RECORD SET
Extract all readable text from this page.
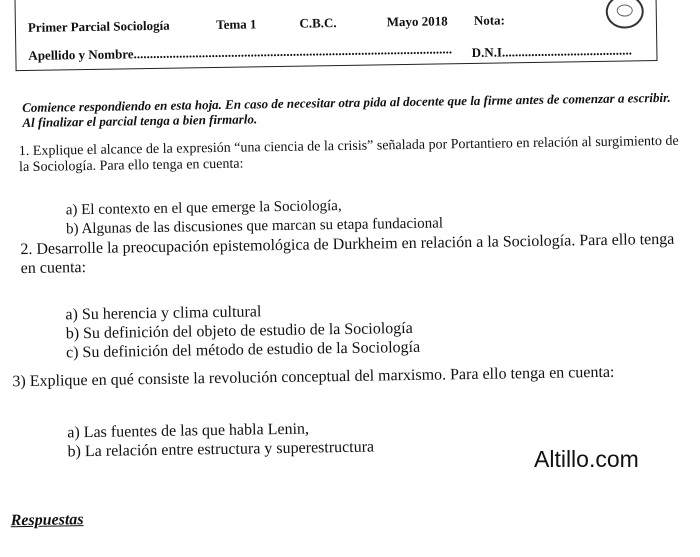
Primer Parcial Sociología	Tema 1	C.B.C.	Mayo 2018 Nota:
Apellido y Nombre.................................................................................................. D.N.I........................................
Comience respondiendo en esta hoja. En caso de necesitar otra pida al docente que la firme antes de comenzar a escribir. Al finalizar el parcial tenga a bien firmarlo.
1. Explique el alcance de la expresión “una ciencia de la crisis” señalada por Portantiero en relación al surgimiento de la Sociología. Para ello tenga en cuenta:
a) El contexto en el que emerge la Sociología,
b) Algunas de las discusiones que marcan su etapa fundacional
2. Desarrolle la preocupación epistemológica de Durkheim en relación a la Sociología. Para ello tenga en cuenta:
a) Su herencia y clima cultural
b) Su definición del objeto de estudio de la Sociología
c) Su definición del método de estudio de la Sociología
3) Explique en qué consiste la revolución conceptual del marxismo. Para ello tenga en cuenta:
a) Las fuentes de las que habla Lenin,
b) La relación entre estructura y superestructura
Respuestas
Altillo.com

WHAT YOU ARE ASKED TO DO
Search the material above for "cuenta". Pull out each line where it shows up.

WRITTEN ANSWER
1. Explique el alcance de la expresión “una ciencia de la crisis” señalada por Portantiero en relación al surgimiento de la Sociología. Para ello tenga en cuenta:
2. Desarrolle la preocupación epistemológica de Durkheim en relación a la Sociología. Para ello tenga en cuenta:
3) Explique en qué consiste la revolución conceptual del marxismo. Para ello tenga en cuenta:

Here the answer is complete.